→ Your instructions
Your answer should be a single number: the count of lines containing "LiCl".

──────── Provided entries

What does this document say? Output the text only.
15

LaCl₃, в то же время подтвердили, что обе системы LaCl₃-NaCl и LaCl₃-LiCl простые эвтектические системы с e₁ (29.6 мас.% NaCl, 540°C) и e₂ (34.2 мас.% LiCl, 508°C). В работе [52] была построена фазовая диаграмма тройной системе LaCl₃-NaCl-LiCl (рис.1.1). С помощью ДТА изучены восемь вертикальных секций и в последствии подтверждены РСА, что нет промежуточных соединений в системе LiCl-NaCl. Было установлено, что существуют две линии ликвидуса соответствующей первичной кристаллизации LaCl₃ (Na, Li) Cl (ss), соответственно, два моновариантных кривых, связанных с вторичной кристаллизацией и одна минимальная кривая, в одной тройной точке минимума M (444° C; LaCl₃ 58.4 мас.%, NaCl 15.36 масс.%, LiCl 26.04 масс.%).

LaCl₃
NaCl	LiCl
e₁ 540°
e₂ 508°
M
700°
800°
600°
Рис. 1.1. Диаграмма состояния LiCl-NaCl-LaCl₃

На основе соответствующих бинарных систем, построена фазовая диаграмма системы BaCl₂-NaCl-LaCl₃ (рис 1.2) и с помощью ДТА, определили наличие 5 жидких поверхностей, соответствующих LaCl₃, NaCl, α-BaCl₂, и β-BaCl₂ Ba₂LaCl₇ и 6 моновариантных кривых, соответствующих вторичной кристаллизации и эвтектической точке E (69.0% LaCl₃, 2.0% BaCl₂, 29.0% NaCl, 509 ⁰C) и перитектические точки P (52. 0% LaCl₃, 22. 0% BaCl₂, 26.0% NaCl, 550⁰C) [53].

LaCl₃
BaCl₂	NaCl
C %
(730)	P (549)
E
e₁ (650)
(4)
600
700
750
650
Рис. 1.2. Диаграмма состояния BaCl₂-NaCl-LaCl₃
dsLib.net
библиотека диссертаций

────────────────

→ Worked solution
3